**Objective:**
Without omitting anything, return the records precisely as given.

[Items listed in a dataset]
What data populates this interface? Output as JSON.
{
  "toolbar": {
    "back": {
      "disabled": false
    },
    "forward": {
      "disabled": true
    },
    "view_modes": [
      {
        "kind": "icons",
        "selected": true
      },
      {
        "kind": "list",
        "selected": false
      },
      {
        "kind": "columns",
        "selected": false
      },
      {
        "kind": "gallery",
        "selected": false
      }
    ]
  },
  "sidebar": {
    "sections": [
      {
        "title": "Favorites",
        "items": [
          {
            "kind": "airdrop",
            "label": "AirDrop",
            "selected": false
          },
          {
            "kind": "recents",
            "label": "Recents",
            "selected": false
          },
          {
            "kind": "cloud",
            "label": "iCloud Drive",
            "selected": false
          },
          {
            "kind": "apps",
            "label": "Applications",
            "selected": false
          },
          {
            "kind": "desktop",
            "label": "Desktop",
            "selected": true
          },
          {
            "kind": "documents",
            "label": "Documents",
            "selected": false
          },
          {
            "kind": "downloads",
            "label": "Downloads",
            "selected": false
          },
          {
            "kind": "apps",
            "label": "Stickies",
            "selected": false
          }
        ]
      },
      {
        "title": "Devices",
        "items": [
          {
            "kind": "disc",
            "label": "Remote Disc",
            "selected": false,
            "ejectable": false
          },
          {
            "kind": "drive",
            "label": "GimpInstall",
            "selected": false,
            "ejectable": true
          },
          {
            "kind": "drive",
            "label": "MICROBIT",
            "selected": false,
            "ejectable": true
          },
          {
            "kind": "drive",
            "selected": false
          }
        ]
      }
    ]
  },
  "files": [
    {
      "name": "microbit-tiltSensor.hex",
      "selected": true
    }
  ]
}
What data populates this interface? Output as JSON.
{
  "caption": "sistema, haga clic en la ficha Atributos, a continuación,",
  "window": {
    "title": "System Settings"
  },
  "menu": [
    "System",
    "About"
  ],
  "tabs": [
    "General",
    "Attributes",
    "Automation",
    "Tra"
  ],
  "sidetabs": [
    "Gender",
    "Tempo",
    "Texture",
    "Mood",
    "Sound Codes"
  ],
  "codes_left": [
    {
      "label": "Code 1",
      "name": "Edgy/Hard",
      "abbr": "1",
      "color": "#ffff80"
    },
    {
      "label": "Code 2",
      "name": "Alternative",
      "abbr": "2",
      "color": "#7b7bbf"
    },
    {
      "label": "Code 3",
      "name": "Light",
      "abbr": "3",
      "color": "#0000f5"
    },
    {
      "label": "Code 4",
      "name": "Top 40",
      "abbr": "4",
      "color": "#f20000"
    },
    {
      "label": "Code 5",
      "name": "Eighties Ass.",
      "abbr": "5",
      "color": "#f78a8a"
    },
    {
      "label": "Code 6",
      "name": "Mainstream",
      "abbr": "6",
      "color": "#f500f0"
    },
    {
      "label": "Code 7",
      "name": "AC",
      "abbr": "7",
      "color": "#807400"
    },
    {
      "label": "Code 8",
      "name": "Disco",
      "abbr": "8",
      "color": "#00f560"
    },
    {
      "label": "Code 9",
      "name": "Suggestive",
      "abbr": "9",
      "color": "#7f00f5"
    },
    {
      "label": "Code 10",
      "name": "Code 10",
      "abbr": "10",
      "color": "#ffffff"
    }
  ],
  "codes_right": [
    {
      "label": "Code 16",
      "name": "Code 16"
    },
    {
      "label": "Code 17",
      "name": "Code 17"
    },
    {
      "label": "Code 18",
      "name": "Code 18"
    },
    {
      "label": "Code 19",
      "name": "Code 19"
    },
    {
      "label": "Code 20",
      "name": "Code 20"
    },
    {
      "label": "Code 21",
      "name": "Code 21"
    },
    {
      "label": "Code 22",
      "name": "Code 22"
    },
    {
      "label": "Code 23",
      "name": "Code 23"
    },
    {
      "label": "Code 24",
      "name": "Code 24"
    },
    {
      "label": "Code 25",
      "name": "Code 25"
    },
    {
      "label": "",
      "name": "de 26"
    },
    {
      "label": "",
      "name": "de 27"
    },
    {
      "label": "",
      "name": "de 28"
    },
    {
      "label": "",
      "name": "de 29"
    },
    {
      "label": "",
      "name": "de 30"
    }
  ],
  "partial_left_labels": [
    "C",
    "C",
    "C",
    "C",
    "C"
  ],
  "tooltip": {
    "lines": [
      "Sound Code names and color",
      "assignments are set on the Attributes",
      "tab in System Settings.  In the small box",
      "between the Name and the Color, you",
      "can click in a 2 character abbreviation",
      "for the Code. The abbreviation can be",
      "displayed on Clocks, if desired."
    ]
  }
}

**Complete answer:**
What data populates this interface? Output as JSON.
{
  "toolbar": {
    "back": {
      "disabled": false
    },
    "forward": {
      "disabled": true
    },
    "view_modes": [
      {
        "kind": "icons",
        "selected": true
      },
      {
        "kind": "list",
        "selected": false
      },
      {
        "kind": "columns",
        "selected": false
      },
      {
        "kind": "gallery",
        "selected": false
      }
    ]
  },
  "sidebar": {
    "sections": [
      {
        "title": "Favorites",
        "items": [
          {
            "kind": "airdrop",
            "label": "AirDrop",
            "selected": false
          },
          {
            "kind": "recents",
            "label": "Recents",
            "selected": false
          },
          {
            "kind": "cloud",
            "label": "iCloud Drive",
            "selected": false
          },
          {
            "kind": "apps",
            "label": "Applications",
            "selected": false
          },
          {
            "kind": "desktop",
            "label": "Desktop",
            "selected": true
          },
          {
            "kind": "documents",
            "label": "Documents",
            "selected": false
          },
          {
            "kind": "downloads",
            "label": "Downloads",
            "selected": false
          },
          {
            "kind": "apps",
            "label": "Stickies",
            "selected": false
          }
        ]
      },
      {
        "title": "Devices",
        "items": [
          {
            "kind": "disc",
            "label": "Remote Disc",
            "selected": false,
            "ejectable": false
          },
          {
            "kind": "drive",
            "label": "GimpInstall",
            "selected": false,
            "ejectable": true
          },
          {
            "kind": "drive",
            "label": "MICROBIT",
            "selected": false,
            "ejectable": true
          },
          {
            "kind": "drive",
            "selected": false
          }
        ]
      }
    ]
  },
  "files": [
    {
      "name": "microbit-tiltSensor.hex",
      "selected": true
    }
  ]
}
What data populates this interface? Output as JSON.
{
  "caption": "sistema, haga clic en la ficha Atributos, a continuación,",
  "window": {
    "title": "System Settings"
  },
  "menu": [
    "System",
    "About"
  ],
  "tabs": [
    "General",
    "Attributes",
    "Automation",
    "Tra"
  ],
  "sidetabs": [
    "Gender",
    "Tempo",
    "Texture",
    "Mood",
    "Sound Codes"
  ],
  "codes_left": [
    {
      "label": "Code 1",
      "name": "Edgy/Hard",
      "abbr": "1",
      "color": "#ffff80"
    },
    {
      "label": "Code 2",
      "name": "Alternative",
      "abbr": "2",
      "color": "#7b7bbf"
    },
    {
      "label": "Code 3",
      "name": "Light",
      "abbr": "3",
      "color": "#0000f5"
    },
    {
      "label": "Code 4",
      "name": "Top 40",
      "abbr": "4",
      "color": "#f20000"
    },
    {
      "label": "Code 5",
      "name": "Eighties Ass.",
      "abbr": "5",
      "color": "#f78a8a"
    },
    {
      "label": "Code 6",
      "name": "Mainstream",
      "abbr": "6",
      "color": "#f500f0"
    },
    {
      "label": "Code 7",
      "name": "AC",
      "abbr": "7",
      "color": "#807400"
    },
    {
      "label": "Code 8",
      "name": "Disco",
      "abbr": "8",
      "color": "#00f560"
    },
    {
      "label": "Code 9",
      "name": "Suggestive",
      "abbr": "9",
      "color": "#7f00f5"
    },
    {
      "label": "Code 10",
      "name": "Code 10",
      "abbr": "10",
      "color": "#ffffff"
    }
  ],
  "codes_right": [
    {
      "label": "Code 16",
      "name": "Code 16"
    },
    {
      "label": "Code 17",
      "name": "Code 17"
    },
    {
      "label": "Code 18",
      "name": "Code 18"
    },
    {
      "label": "Code 19",
      "name": "Code 19"
    },
    {
      "label": "Code 20",
      "name": "Code 20"
    },
    {
      "label": "Code 21",
      "name": "Code 21"
    },
    {
      "label": "Code 22",
      "name": "Code 22"
    },
    {
      "label": "Code 23",
      "name": "Code 23"
    },
    {
      "label": "Code 24",
      "name": "Code 24"
    },
    {
      "label": "Code 25",
      "name": "Code 25"
    },
    {
      "label": "",
      "name": "de 26"
    },
    {
      "label": "",
      "name": "de 27"
    },
    {
      "label": "",
      "name": "de 28"
    },
    {
      "label": "",
      "name": "de 29"
    },
    {
      "label": "",
      "name": "de 30"
    }
  ],
  "partial_left_labels": [
    "C",
    "C",
    "C",
    "C",
    "C"
  ],
  "tooltip": {
    "lines": [
      "Sound Code names and color",
      "assignments are set on the Attributes",
      "tab in System Settings.  In the small box",
      "between the Name and the Color, you",
      "can click in a 2 character abbreviation",
      "for the Code. The abbreviation can be",
      "displayed on Clocks, if desired."
    ]
  }
}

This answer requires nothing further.